**Task instructions:** Show all lines from the data that include the word "Violenta".
----
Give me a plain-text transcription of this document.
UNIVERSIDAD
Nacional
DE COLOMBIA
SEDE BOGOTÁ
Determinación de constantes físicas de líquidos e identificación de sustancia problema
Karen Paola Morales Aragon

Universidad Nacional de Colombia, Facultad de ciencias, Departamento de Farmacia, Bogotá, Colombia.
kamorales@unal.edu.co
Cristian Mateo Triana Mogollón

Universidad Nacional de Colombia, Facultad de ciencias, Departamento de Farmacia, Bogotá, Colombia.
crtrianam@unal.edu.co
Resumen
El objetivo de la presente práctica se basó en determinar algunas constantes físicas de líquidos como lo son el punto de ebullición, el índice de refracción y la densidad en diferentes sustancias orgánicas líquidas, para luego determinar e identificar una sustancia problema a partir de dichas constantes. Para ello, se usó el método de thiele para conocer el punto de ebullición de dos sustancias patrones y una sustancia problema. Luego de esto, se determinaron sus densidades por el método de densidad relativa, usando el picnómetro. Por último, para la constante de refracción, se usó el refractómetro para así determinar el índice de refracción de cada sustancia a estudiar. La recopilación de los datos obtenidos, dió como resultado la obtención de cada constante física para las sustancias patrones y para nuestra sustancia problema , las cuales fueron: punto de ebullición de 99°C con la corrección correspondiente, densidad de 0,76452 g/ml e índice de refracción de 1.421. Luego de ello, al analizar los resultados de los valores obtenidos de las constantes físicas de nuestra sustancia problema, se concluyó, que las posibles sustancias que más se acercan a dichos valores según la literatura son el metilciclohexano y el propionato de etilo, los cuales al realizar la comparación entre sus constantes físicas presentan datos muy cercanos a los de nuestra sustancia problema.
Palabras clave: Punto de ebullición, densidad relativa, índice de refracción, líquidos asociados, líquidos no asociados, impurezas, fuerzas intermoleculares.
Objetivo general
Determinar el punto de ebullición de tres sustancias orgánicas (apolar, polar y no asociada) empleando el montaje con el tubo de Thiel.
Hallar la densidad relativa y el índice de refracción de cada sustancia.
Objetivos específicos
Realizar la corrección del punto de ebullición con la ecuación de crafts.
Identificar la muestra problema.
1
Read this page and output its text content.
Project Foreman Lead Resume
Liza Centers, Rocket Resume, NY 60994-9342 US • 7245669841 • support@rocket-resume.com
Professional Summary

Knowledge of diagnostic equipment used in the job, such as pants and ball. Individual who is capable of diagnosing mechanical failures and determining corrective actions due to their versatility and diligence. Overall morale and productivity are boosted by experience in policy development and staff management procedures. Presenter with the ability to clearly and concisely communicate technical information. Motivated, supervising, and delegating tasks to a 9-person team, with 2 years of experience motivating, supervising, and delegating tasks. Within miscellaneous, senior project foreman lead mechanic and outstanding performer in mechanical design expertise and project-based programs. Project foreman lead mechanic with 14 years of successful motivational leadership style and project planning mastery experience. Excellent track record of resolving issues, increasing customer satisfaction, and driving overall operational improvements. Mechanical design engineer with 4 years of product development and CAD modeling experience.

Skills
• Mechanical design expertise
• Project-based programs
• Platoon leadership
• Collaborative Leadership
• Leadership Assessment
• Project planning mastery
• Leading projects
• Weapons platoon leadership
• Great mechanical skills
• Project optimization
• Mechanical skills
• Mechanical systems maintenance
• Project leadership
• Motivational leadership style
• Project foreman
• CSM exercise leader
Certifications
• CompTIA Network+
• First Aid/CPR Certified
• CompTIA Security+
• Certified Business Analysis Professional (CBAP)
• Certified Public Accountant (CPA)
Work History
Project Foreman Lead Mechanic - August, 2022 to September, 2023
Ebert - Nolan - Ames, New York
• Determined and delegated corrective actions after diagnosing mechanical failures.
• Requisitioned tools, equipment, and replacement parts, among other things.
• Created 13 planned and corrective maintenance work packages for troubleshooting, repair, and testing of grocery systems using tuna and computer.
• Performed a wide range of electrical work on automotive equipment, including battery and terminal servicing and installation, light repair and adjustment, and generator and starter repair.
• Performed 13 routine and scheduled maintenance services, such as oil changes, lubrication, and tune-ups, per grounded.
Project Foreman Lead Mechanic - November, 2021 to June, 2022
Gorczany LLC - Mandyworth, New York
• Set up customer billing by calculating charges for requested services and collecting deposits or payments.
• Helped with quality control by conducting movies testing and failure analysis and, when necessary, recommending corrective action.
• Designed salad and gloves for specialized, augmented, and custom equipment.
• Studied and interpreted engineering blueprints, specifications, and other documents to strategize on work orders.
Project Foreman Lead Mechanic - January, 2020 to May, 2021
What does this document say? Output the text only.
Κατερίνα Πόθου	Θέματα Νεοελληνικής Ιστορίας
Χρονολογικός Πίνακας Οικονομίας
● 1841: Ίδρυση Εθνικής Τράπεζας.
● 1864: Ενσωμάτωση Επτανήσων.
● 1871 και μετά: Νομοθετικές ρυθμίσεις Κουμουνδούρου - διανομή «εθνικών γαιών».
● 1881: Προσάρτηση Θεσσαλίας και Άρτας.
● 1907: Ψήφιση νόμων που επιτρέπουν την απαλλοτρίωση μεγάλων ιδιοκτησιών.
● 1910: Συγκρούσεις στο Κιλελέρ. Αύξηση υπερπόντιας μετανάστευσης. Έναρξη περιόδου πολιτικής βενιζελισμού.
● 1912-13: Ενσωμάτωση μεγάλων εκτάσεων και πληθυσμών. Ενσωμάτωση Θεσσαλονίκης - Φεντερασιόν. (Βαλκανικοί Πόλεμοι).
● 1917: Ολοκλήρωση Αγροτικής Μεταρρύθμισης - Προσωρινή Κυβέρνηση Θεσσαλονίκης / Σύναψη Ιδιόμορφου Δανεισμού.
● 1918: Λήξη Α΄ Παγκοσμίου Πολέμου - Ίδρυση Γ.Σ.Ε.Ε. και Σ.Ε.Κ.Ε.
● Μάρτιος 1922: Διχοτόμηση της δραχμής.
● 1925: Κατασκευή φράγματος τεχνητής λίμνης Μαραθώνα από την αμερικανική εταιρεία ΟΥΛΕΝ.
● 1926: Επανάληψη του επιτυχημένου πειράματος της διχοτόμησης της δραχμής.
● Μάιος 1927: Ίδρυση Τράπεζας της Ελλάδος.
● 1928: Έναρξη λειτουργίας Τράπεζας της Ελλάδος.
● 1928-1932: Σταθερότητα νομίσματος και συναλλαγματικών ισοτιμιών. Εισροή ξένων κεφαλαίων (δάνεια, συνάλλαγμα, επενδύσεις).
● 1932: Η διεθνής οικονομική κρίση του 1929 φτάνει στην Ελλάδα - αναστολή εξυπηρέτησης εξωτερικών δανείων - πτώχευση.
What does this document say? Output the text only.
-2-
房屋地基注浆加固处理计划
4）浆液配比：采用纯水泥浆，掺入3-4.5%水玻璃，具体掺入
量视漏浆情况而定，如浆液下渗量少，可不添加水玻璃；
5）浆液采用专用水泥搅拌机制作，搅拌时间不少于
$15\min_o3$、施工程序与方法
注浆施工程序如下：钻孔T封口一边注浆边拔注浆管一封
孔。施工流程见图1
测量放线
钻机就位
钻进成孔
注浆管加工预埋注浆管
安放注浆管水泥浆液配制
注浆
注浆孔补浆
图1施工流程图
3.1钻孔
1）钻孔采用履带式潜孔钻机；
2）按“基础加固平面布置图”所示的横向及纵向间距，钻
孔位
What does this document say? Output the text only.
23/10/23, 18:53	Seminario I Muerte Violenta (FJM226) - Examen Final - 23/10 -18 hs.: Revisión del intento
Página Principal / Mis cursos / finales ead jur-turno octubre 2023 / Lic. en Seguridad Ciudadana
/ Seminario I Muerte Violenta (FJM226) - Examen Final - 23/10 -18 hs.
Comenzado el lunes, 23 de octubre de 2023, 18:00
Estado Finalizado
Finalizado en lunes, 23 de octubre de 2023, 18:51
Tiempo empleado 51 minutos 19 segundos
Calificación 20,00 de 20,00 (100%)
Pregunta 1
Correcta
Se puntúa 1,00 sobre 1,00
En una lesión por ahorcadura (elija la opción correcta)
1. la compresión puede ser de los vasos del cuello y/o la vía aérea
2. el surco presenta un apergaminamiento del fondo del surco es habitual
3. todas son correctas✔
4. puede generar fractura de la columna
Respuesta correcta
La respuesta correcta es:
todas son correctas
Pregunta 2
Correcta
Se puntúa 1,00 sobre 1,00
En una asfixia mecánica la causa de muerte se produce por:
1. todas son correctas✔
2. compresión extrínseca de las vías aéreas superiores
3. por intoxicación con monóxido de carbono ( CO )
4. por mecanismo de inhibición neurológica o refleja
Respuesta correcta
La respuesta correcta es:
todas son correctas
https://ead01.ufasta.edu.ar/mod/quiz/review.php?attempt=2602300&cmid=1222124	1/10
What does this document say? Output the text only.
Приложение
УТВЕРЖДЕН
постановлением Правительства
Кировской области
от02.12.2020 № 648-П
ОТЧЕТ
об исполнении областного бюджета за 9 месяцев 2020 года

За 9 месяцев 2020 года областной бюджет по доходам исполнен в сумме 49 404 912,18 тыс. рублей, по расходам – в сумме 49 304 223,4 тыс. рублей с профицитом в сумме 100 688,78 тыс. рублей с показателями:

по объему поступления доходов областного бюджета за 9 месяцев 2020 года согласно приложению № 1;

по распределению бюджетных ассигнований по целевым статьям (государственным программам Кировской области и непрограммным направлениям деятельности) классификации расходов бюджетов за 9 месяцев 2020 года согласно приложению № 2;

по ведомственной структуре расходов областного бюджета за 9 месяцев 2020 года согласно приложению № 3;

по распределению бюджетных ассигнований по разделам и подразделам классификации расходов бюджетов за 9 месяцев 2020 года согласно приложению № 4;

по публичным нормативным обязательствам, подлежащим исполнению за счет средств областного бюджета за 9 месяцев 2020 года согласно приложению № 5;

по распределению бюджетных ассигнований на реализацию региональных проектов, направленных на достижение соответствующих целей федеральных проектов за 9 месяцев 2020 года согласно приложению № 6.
----
**The result:**
23/10/23, 18:53	Seminario I Muerte Violenta (FJM226) - Examen Final - 23/10 -18 hs.: Revisión del intento
/ Seminario I Muerte Violenta (FJM226) - Examen Final - 23/10 -18 hs.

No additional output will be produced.